- **Source records**:
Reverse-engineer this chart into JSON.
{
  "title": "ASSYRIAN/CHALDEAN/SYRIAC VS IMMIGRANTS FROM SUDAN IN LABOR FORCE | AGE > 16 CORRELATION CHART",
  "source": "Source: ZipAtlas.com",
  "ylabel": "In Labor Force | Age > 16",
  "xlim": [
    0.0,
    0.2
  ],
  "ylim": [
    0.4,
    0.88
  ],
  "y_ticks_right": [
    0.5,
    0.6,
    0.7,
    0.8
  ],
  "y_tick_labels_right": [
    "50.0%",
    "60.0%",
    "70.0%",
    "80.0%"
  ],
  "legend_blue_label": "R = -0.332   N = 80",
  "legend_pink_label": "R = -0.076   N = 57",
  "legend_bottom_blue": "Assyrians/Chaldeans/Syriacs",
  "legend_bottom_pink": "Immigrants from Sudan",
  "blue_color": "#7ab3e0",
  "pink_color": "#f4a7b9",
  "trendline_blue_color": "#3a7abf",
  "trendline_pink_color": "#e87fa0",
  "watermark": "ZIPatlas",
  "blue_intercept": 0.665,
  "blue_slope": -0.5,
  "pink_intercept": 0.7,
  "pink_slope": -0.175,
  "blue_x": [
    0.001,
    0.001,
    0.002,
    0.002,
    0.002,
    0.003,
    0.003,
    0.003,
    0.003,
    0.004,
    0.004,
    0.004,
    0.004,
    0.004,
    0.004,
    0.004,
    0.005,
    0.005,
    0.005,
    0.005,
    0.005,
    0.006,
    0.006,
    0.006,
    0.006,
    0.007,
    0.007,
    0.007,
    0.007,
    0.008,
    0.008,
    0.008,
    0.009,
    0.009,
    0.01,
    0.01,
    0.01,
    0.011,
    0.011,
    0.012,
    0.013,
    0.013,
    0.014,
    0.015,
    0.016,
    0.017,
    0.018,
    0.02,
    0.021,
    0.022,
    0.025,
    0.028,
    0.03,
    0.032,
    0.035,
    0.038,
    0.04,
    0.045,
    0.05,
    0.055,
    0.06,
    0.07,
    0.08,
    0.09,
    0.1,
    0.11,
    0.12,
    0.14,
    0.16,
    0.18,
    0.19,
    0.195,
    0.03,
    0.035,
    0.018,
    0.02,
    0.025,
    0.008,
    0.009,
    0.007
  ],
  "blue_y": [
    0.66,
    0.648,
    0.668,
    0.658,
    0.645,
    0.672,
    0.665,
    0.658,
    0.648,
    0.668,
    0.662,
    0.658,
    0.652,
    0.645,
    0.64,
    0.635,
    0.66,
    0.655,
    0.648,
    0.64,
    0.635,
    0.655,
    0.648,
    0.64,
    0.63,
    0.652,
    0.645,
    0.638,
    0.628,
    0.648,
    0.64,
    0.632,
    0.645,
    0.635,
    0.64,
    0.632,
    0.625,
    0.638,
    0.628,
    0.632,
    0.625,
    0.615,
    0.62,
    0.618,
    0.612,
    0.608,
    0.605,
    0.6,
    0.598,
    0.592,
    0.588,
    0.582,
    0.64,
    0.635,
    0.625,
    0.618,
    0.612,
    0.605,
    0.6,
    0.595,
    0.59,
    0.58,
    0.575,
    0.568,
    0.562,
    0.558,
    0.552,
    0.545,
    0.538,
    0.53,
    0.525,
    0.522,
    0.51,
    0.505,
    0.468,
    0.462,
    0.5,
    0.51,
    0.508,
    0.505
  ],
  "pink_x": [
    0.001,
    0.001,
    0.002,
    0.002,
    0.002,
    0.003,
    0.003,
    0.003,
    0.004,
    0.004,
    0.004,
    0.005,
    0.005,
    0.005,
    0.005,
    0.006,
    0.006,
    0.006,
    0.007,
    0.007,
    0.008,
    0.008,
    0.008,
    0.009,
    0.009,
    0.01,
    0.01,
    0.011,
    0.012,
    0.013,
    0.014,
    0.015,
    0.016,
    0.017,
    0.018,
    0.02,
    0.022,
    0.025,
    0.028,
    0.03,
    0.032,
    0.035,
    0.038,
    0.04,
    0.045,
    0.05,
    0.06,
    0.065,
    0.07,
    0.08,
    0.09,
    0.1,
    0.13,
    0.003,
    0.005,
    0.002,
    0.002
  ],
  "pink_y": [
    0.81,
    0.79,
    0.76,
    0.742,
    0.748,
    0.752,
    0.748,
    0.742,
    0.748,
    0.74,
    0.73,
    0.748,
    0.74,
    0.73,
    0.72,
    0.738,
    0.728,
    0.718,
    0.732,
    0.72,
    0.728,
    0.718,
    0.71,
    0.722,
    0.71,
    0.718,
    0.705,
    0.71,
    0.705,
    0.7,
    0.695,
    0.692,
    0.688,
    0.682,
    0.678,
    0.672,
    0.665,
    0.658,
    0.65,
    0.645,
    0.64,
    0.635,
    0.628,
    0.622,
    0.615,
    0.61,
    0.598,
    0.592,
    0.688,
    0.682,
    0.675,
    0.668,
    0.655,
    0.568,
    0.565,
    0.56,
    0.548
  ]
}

- **Exercise**: Take the material above and return all of it exactly.

- **In response**:
Reverse-engineer this chart into JSON.
{
  "title": "ASSYRIAN/CHALDEAN/SYRIAC VS IMMIGRANTS FROM SUDAN IN LABOR FORCE | AGE > 16 CORRELATION CHART",
  "source": "Source: ZipAtlas.com",
  "ylabel": "In Labor Force | Age > 16",
  "xlim": [
    0.0,
    0.2
  ],
  "ylim": [
    0.4,
    0.88
  ],
  "y_ticks_right": [
    0.5,
    0.6,
    0.7,
    0.8
  ],
  "y_tick_labels_right": [
    "50.0%",
    "60.0%",
    "70.0%",
    "80.0%"
  ],
  "legend_blue_label": "R = -0.332   N = 80",
  "legend_pink_label": "R = -0.076   N = 57",
  "legend_bottom_blue": "Assyrians/Chaldeans/Syriacs",
  "legend_bottom_pink": "Immigrants from Sudan",
  "blue_color": "#7ab3e0",
  "pink_color": "#f4a7b9",
  "trendline_blue_color": "#3a7abf",
  "trendline_pink_color": "#e87fa0",
  "watermark": "ZIPatlas",
  "blue_intercept": 0.665,
  "blue_slope": -0.5,
  "pink_intercept": 0.7,
  "pink_slope": -0.175,
  "blue_x": [
    0.001,
    0.001,
    0.002,
    0.002,
    0.002,
    0.003,
    0.003,
    0.003,
    0.003,
    0.004,
    0.004,
    0.004,
    0.004,
    0.004,
    0.004,
    0.004,
    0.005,
    0.005,
    0.005,
    0.005,
    0.005,
    0.006,
    0.006,
    0.006,
    0.006,
    0.007,
    0.007,
    0.007,
    0.007,
    0.008,
    0.008,
    0.008,
    0.009,
    0.009,
    0.01,
    0.01,
    0.01,
    0.011,
    0.011,
    0.012,
    0.013,
    0.013,
    0.014,
    0.015,
    0.016,
    0.017,
    0.018,
    0.02,
    0.021,
    0.022,
    0.025,
    0.028,
    0.03,
    0.032,
    0.035,
    0.038,
    0.04,
    0.045,
    0.05,
    0.055,
    0.06,
    0.07,
    0.08,
    0.09,
    0.1,
    0.11,
    0.12,
    0.14,
    0.16,
    0.18,
    0.19,
    0.195,
    0.03,
    0.035,
    0.018,
    0.02,
    0.025,
    0.008,
    0.009,
    0.007
  ],
  "blue_y": [
    0.66,
    0.648,
    0.668,
    0.658,
    0.645,
    0.672,
    0.665,
    0.658,
    0.648,
    0.668,
    0.662,
    0.658,
    0.652,
    0.645,
    0.64,
    0.635,
    0.66,
    0.655,
    0.648,
    0.64,
    0.635,
    0.655,
    0.648,
    0.64,
    0.63,
    0.652,
    0.645,
    0.638,
    0.628,
    0.648,
    0.64,
    0.632,
    0.645,
    0.635,
    0.64,
    0.632,
    0.625,
    0.638,
    0.628,
    0.632,
    0.625,
    0.615,
    0.62,
    0.618,
    0.612,
    0.608,
    0.605,
    0.6,
    0.598,
    0.592,
    0.588,
    0.582,
    0.64,
    0.635,
    0.625,
    0.618,
    0.612,
    0.605,
    0.6,
    0.595,
    0.59,
    0.58,
    0.575,
    0.568,
    0.562,
    0.558,
    0.552,
    0.545,
    0.538,
    0.53,
    0.525,
    0.522,
    0.51,
    0.505,
    0.468,
    0.462,
    0.5,
    0.51,
    0.508,
    0.505
  ],
  "pink_x": [
    0.001,
    0.001,
    0.002,
    0.002,
    0.002,
    0.003,
    0.003,
    0.003,
    0.004,
    0.004,
    0.004,
    0.005,
    0.005,
    0.005,
    0.005,
    0.006,
    0.006,
    0.006,
    0.007,
    0.007,
    0.008,
    0.008,
    0.008,
    0.009,
    0.009,
    0.01,
    0.01,
    0.011,
    0.012,
    0.013,
    0.014,
    0.015,
    0.016,
    0.017,
    0.018,
    0.02,
    0.022,
    0.025,
    0.028,
    0.03,
    0.032,
    0.035,
    0.038,
    0.04,
    0.045,
    0.05,
    0.06,
    0.065,
    0.07,
    0.08,
    0.09,
    0.1,
    0.13,
    0.003,
    0.005,
    0.002,
    0.002
  ],
  "pink_y": [
    0.81,
    0.79,
    0.76,
    0.742,
    0.748,
    0.752,
    0.748,
    0.742,
    0.748,
    0.74,
    0.73,
    0.748,
    0.74,
    0.73,
    0.72,
    0.738,
    0.728,
    0.718,
    0.732,
    0.72,
    0.728,
    0.718,
    0.71,
    0.722,
    0.71,
    0.718,
    0.705,
    0.71,
    0.705,
    0.7,
    0.695,
    0.692,
    0.688,
    0.682,
    0.678,
    0.672,
    0.665,
    0.658,
    0.65,
    0.645,
    0.64,
    0.635,
    0.628,
    0.622,
    0.615,
    0.61,
    0.598,
    0.592,
    0.688,
    0.682,
    0.675,
    0.668,
    0.655,
    0.568,
    0.565,
    0.56,
    0.548
  ]
}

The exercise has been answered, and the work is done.